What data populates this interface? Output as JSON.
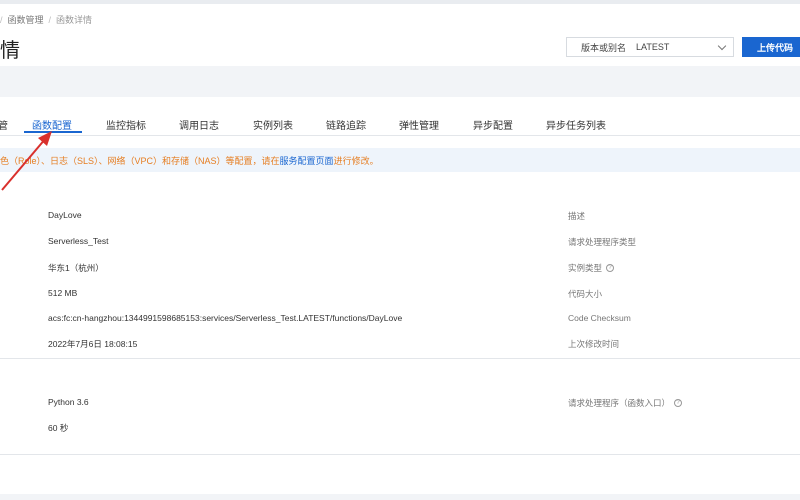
{
  "breadcrumb": {
    "parent": "函数管理",
    "current": "函数详情"
  },
  "page": {
    "title": "情"
  },
  "header": {
    "version_label": "版本或别名",
    "version_value": "LATEST",
    "upload_label": "上传代码"
  },
  "tabs": [
    {
      "label": "管"
    },
    {
      "label": "函数配置",
      "active": true
    },
    {
      "label": "监控指标"
    },
    {
      "label": "调用日志"
    },
    {
      "label": "实例列表"
    },
    {
      "label": "链路追踪"
    },
    {
      "label": "弹性管理"
    },
    {
      "label": "异步配置"
    },
    {
      "label": "异步任务列表"
    }
  ],
  "notice": {
    "text": "色（Role）、日志（SLS）、网络（VPC）和存储（NAS）等配置，请在",
    "link": "服务配置页面",
    "suffix": "进行修改。"
  },
  "basic": {
    "values": [
      "DayLove",
      "Serverless_Test",
      "华东1（杭州）",
      "512 MB",
      "acs:fc:cn-hangzhou:1344991598685153:services/Serverless_Test.LATEST/functions/DayLove",
      "2022年7月6日 18:08:15"
    ],
    "labels": [
      "描述",
      "请求处理程序类型",
      "实例类型",
      "代码大小",
      "Code Checksum",
      "上次修改时间"
    ]
  },
  "env": {
    "values": [
      "Python 3.6",
      "60 秒"
    ],
    "labels": [
      "请求处理程序（函数入口）"
    ]
  },
  "colors": {
    "accent": "#1a66d0",
    "warning": "#e67e22",
    "annotation": "#d9302c"
  }
}
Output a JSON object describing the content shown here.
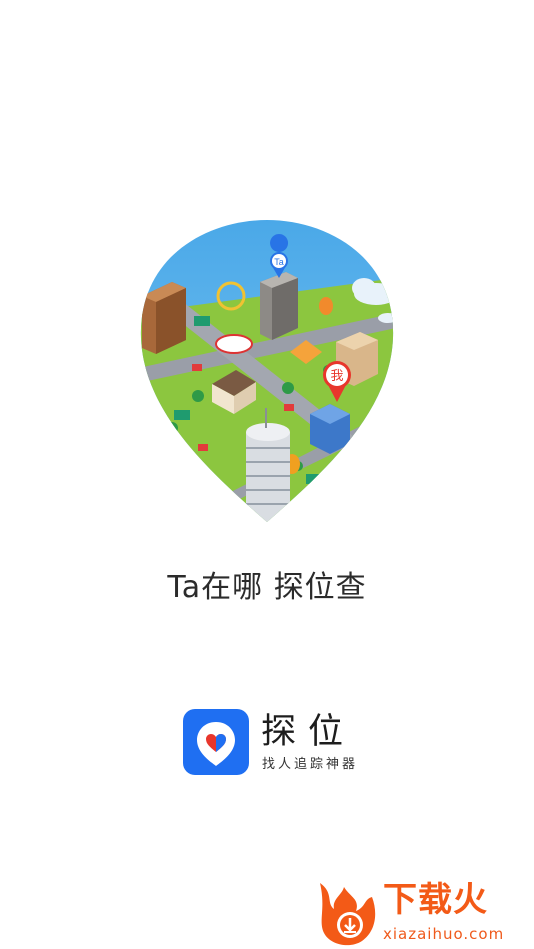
{
  "splash": {
    "tagline": "Ta在哪 探位查",
    "app_name": "探位",
    "app_slogan": "找人追踪神器",
    "map_pins": {
      "target_label": "Ta",
      "me_label": "我"
    }
  },
  "watermark": {
    "brand": "下载火",
    "domain": "xiazaihuo.com"
  },
  "colors": {
    "sky": "#58b4ec",
    "ground": "#8cc63f",
    "logo_blue": "#1f6ff2",
    "pin_red": "#e8362c",
    "watermark": "#f35a17"
  }
}
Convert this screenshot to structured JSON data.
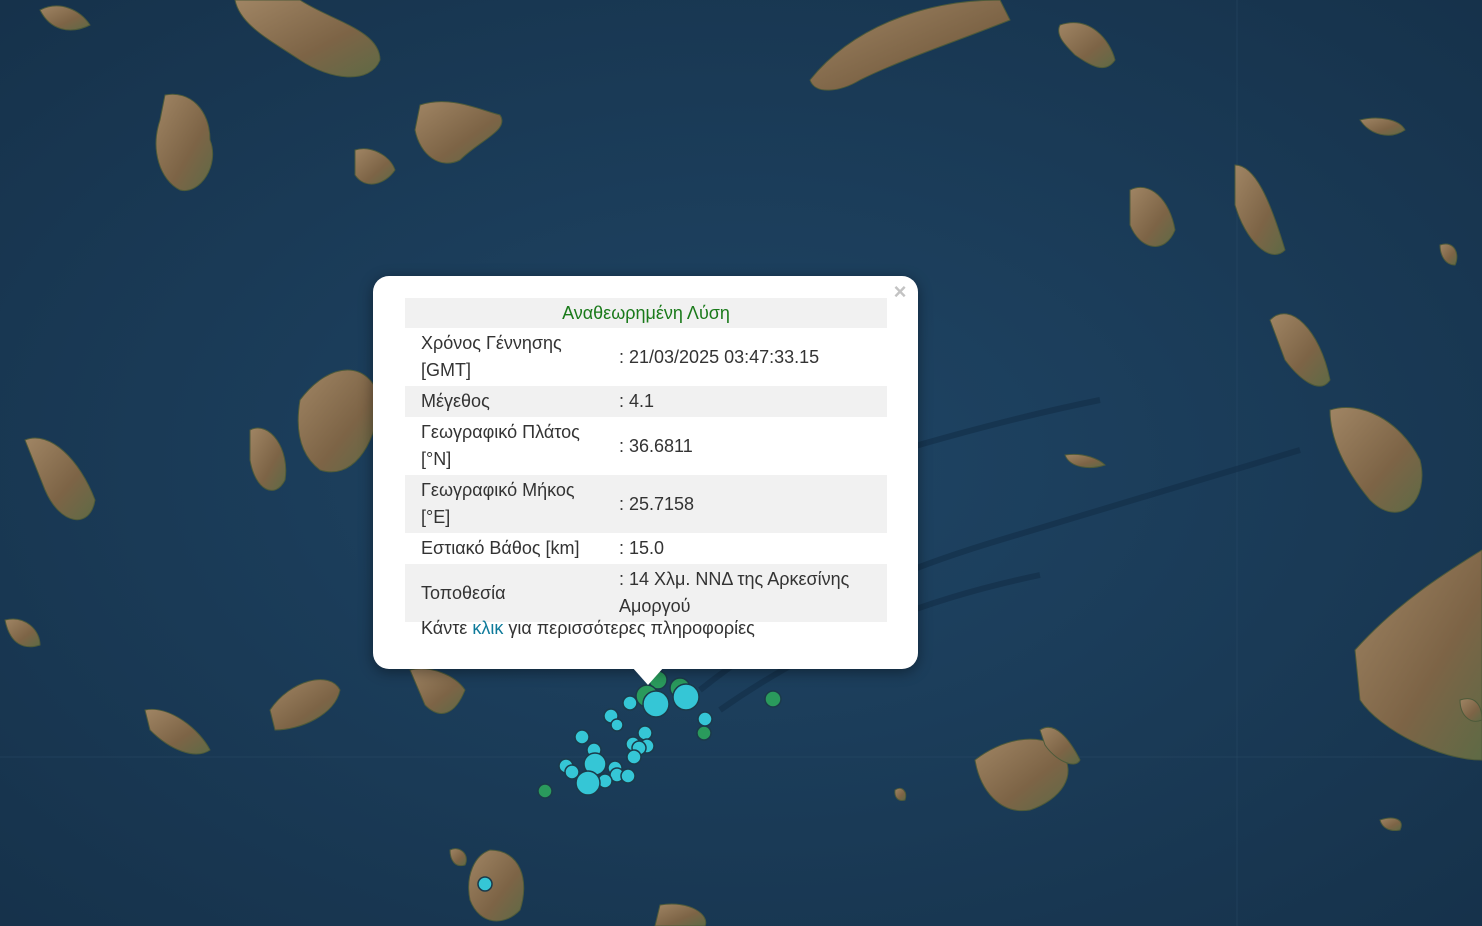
{
  "popup": {
    "title": "Αναθεωρημένη Λύση",
    "close_icon": "×",
    "rows": [
      {
        "label": "Χρόνος Γέννησης [GMT]",
        "value": ": 21/03/2025 03:47:33.15"
      },
      {
        "label": "Μέγεθος",
        "value": ": 4.1"
      },
      {
        "label": "Γεωγραφικό Πλάτος [°N]",
        "value": ": 36.6811"
      },
      {
        "label": "Γεωγραφικό Μήκος [°E]",
        "value": ": 25.7158"
      },
      {
        "label": "Εστιακό Βάθος [km]",
        "value": ": 15.0"
      },
      {
        "label": "Τοποθεσία",
        "value": ": 14 Χλμ. ΝΝΔ της Αρκεσίνης Αμοργού"
      }
    ],
    "more_prefix": "Κάντε",
    "more_link": "κλικ",
    "more_suffix": "για περισσότερες πληροφορίες"
  },
  "colors": {
    "sea": "#1a3a55",
    "land": "#8a7052",
    "marker_cyan": "#35c6d6",
    "marker_green": "#2a9a5c",
    "title_green": "#1a7a1a",
    "link_blue": "#0e7a9a"
  }
}
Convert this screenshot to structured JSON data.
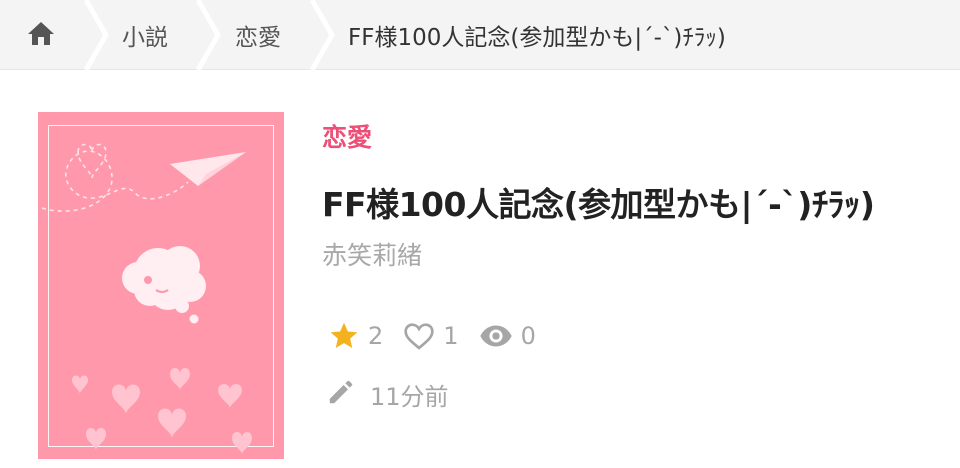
{
  "breadcrumb": {
    "home_icon": "home-icon",
    "items": [
      {
        "label": "小説"
      },
      {
        "label": "恋愛"
      },
      {
        "label": "FF様100人記念(参加型かも|´-`)ﾁﾗｯ)"
      }
    ]
  },
  "book": {
    "genre": "恋愛",
    "title": "FF様100人記念(参加型かも|´-`)ﾁﾗｯ)",
    "author": "赤笑莉緒",
    "cover_color": "#ff98aa",
    "stats": {
      "stars": "2",
      "likes": "1",
      "views": "0"
    },
    "updated": "11分前"
  },
  "colors": {
    "accent": "#ee4f77",
    "star": "#f5b21f",
    "muted": "#a6a6a6"
  }
}
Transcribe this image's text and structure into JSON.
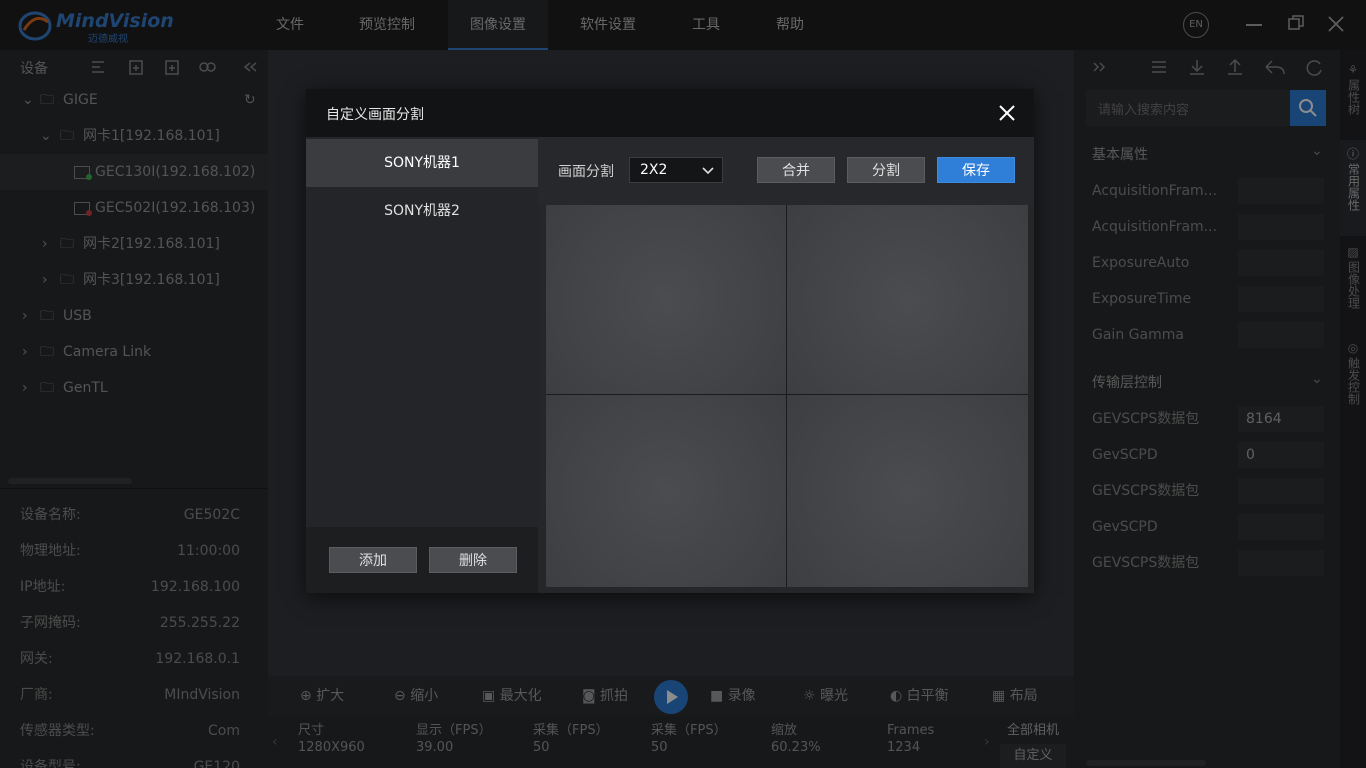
{
  "app": {
    "logo_text": "MindVision",
    "logo_sub": "迈德威视"
  },
  "menu": [
    "文件",
    "预览控制",
    "图像设置",
    "软件设置",
    "工具",
    "帮助"
  ],
  "lang": "EN",
  "left": {
    "devices_label": "设备",
    "tree": [
      {
        "label": "GIGE"
      },
      {
        "label": "网卡1[192.168.101]"
      },
      {
        "label": "GEC130I(192.168.102)"
      },
      {
        "label": "GEC502I(192.168.103)"
      },
      {
        "label": "网卡2[192.168.101]"
      },
      {
        "label": "网卡3[192.168.101]"
      },
      {
        "label": "USB"
      },
      {
        "label": "Camera Link"
      },
      {
        "label": "GenTL"
      }
    ],
    "props": [
      {
        "k": "设备名称:",
        "v": "GE502C"
      },
      {
        "k": "物理地址:",
        "v": "11:00:00"
      },
      {
        "k": "IP地址:",
        "v": "192.168.100"
      },
      {
        "k": "子网掩码:",
        "v": "255.255.22"
      },
      {
        "k": "网关:",
        "v": "192.168.0.1"
      },
      {
        "k": "厂商:",
        "v": "MIndVision"
      },
      {
        "k": "传感器类型:",
        "v": "Com"
      },
      {
        "k": "设备型号:",
        "v": "GE120"
      }
    ]
  },
  "bottom": {
    "tools": [
      "扩大",
      "缩小",
      "最大化",
      "抓拍",
      "录像",
      "曝光",
      "白平衡",
      "布局"
    ],
    "stats": [
      {
        "label": "尺寸",
        "value": "1280X960"
      },
      {
        "label": "显示（FPS）",
        "value": "39.00"
      },
      {
        "label": "采集（FPS）",
        "value": "50"
      },
      {
        "label": "采集（FPS）",
        "value": "50"
      },
      {
        "label": "缩放",
        "value": "60.23%"
      },
      {
        "label": "Frames",
        "value": "1234"
      }
    ],
    "all_cams": "全部相机",
    "custom": "自定义"
  },
  "right": {
    "search_placeholder": "请输入搜索内容",
    "section1": "基本属性",
    "basic": [
      "AcquisitionFram...",
      "AcquisitionFram...",
      "ExposureAuto",
      "ExposureTime",
      "Gain Gamma"
    ],
    "section2": "传输层控制",
    "transport": [
      {
        "k": "GEVSCPS数据包",
        "v": "8164"
      },
      {
        "k": "GevSCPD",
        "v": "0"
      },
      {
        "k": "GEVSCPS数据包",
        "v": ""
      },
      {
        "k": "GevSCPD",
        "v": ""
      },
      {
        "k": "GEVSCPS数据包",
        "v": ""
      }
    ],
    "rail": [
      "属性树",
      "常用属性",
      "图像处理",
      "触发控制"
    ]
  },
  "dialog": {
    "title": "自定义画面分割",
    "items": [
      "SONY机器1",
      "SONY机器2"
    ],
    "add": "添加",
    "delete": "删除",
    "split_label": "画面分割",
    "split_value": "2X2",
    "merge": "合并",
    "split": "分割",
    "save": "保存"
  },
  "colors": {
    "accent": "#2f7fd8",
    "selected_item": "#3a3c40"
  }
}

# # # #

Quote the data above in full and without alteration; skip the pictures.

What data populates this interface? Output as JSON.
{
  "breadcrumb": {
    "parent": "函数管理",
    "current": "函数详情"
  },
  "page": {
    "title": "情"
  },
  "header": {
    "version_label": "版本或别名",
    "version_value": "LATEST",
    "upload_label": "上传代码"
  },
  "tabs": [
    {
      "label": "管"
    },
    {
      "label": "函数配置",
      "active": true
    },
    {
      "label": "监控指标"
    },
    {
      "label": "调用日志"
    },
    {
      "label": "实例列表"
    },
    {
      "label": "链路追踪"
    },
    {
      "label": "弹性管理"
    },
    {
      "label": "异步配置"
    },
    {
      "label": "异步任务列表"
    }
  ],
  "notice": {
    "text": "色（Role）、日志（SLS）、网络（VPC）和存储（NAS）等配置，请在",
    "link": "服务配置页面",
    "suffix": "进行修改。"
  },
  "basic": {
    "values": [
      "DayLove",
      "Serverless_Test",
      "华东1（杭州）",
      "512 MB",
      "acs:fc:cn-hangzhou:1344991598685153:services/Serverless_Test.LATEST/functions/DayLove",
      "2022年7月6日 18:08:15"
    ],
    "labels": [
      "描述",
      "请求处理程序类型",
      "实例类型",
      "代码大小",
      "Code Checksum",
      "上次修改时间"
    ]
  },
  "env": {
    "values": [
      "Python 3.6",
      "60 秒"
    ],
    "labels": [
      "请求处理程序（函数入口）"
    ]
  },
  "colors": {
    "accent": "#1a66d0",
    "warning": "#e67e22",
    "annotation": "#d9302c"
  }
}
Output a JSON object describing the content shown here.
{
  "splash": {
    "tagline": "Ta在哪 探位查",
    "app_name": "探位",
    "app_slogan": "找人追踪神器",
    "map_pins": {
      "target_label": "Ta",
      "me_label": "我"
    }
  },
  "watermark": {
    "brand": "下载火",
    "domain": "xiazaihuo.com"
  },
  "colors": {
    "sky": "#58b4ec",
    "ground": "#8cc63f",
    "logo_blue": "#1f6ff2",
    "pin_red": "#e8362c",
    "watermark": "#f35a17"
  }
}
Convert this screenshot to structured JSON data.
{
  "popup": {
    "title": "Αναθεωρημένη Λύση",
    "close_icon": "×",
    "rows": [
      {
        "label": "Χρόνος Γέννησης [GMT]",
        "value": ": 21/03/2025 03:47:33.15"
      },
      {
        "label": "Μέγεθος",
        "value": ": 4.1"
      },
      {
        "label": "Γεωγραφικό Πλάτος [°N]",
        "value": ": 36.6811"
      },
      {
        "label": "Γεωγραφικό Μήκος [°E]",
        "value": ": 25.7158"
      },
      {
        "label": "Εστιακό Βάθος [km]",
        "value": ": 15.0"
      },
      {
        "label": "Τοποθεσία",
        "value": ": 14 Χλμ. ΝΝΔ της Αρκεσίνης Αμοργού"
      }
    ],
    "more_prefix": "Κάντε",
    "more_link": "κλικ",
    "more_suffix": "για περισσότερες πληροφορίες"
  },
  "colors": {
    "sea": "#1a3a55",
    "land": "#8a7052",
    "marker_cyan": "#35c6d6",
    "marker_green": "#2a9a5c",
    "title_green": "#1a7a1a",
    "link_blue": "#0e7a9a"
  }
}
Convert this screenshot to structured JSON data.
{
  "breadcrumb": {
    "home_icon": "home-icon",
    "items": [
      {
        "label": "小説"
      },
      {
        "label": "恋愛"
      },
      {
        "label": "FF様100人記念(参加型かも|´-`)ﾁﾗｯ)"
      }
    ]
  },
  "book": {
    "genre": "恋愛",
    "title": "FF様100人記念(参加型かも|´-`)ﾁﾗｯ)",
    "author": "赤笑莉緒",
    "cover_color": "#ff98aa",
    "stats": {
      "stars": "2",
      "likes": "1",
      "views": "0"
    },
    "updated": "11分前"
  },
  "colors": {
    "accent": "#ee4f77",
    "star": "#f5b21f",
    "muted": "#a6a6a6"
  }
}
Transcribe this image's text and structure into JSON.
{
  "app": {
    "logo_text": "MindVision",
    "logo_sub": "迈德威视"
  },
  "menu": [
    "文件",
    "预览控制",
    "图像设置",
    "软件设置",
    "工具",
    "帮助"
  ],
  "lang": "EN",
  "left": {
    "devices_label": "设备",
    "tree": [
      {
        "label": "GIGE"
      },
      {
        "label": "网卡1[192.168.101]"
      },
      {
        "label": "GEC130I(192.168.102)"
      },
      {
        "label": "GEC502I(192.168.103)"
      },
      {
        "label": "网卡2[192.168.101]"
      },
      {
        "label": "网卡3[192.168.101]"
      },
      {
        "label": "USB"
      },
      {
        "label": "Camera Link"
      },
      {
        "label": "GenTL"
      }
    ],
    "props": [
      {
        "k": "设备名称:",
        "v": "GE502C"
      },
      {
        "k": "物理地址:",
        "v": "11:00:00"
      },
      {
        "k": "IP地址:",
        "v": "192.168.100"
      },
      {
        "k": "子网掩码:",
        "v": "255.255.22"
      },
      {
        "k": "网关:",
        "v": "192.168.0.1"
      },
      {
        "k": "厂商:",
        "v": "MIndVision"
      },
      {
        "k": "传感器类型:",
        "v": "Com"
      },
      {
        "k": "设备型号:",
        "v": "GE120"
      }
    ]
  },
  "bottom": {
    "tools": [
      "扩大",
      "缩小",
      "最大化",
      "抓拍",
      "录像",
      "曝光",
      "白平衡",
      "布局"
    ],
    "stats": [
      {
        "label": "尺寸",
        "value": "1280X960"
      },
      {
        "label": "显示（FPS）",
        "value": "39.00"
      },
      {
        "label": "采集（FPS）",
        "value": "50"
      },
      {
        "label": "采集（FPS）",
        "value": "50"
      },
      {
        "label": "缩放",
        "value": "60.23%"
      },
      {
        "label": "Frames",
        "value": "1234"
      }
    ],
    "all_cams": "全部相机",
    "custom": "自定义"
  },
  "right": {
    "search_placeholder": "请输入搜索内容",
    "section1": "基本属性",
    "basic": [
      "AcquisitionFram...",
      "AcquisitionFram...",
      "ExposureAuto",
      "ExposureTime",
      "Gain Gamma"
    ],
    "section2": "传输层控制",
    "transport": [
      {
        "k": "GEVSCPS数据包",
        "v": "8164"
      },
      {
        "k": "GevSCPD",
        "v": "0"
      },
      {
        "k": "GEVSCPS数据包",
        "v": ""
      },
      {
        "k": "GevSCPD",
        "v": ""
      },
      {
        "k": "GEVSCPS数据包",
        "v": ""
      }
    ],
    "rail": [
      "属性树",
      "常用属性",
      "图像处理",
      "触发控制"
    ]
  },
  "dialog": {
    "title": "自定义画面分割",
    "items": [
      "SONY机器1",
      "SONY机器2"
    ],
    "add": "添加",
    "delete": "删除",
    "split_label": "画面分割",
    "split_value": "2X2",
    "merge": "合并",
    "split": "分割",
    "save": "保存"
  },
  "colors": {
    "accent": "#2f7fd8",
    "selected_item": "#3a3c40"
  }
}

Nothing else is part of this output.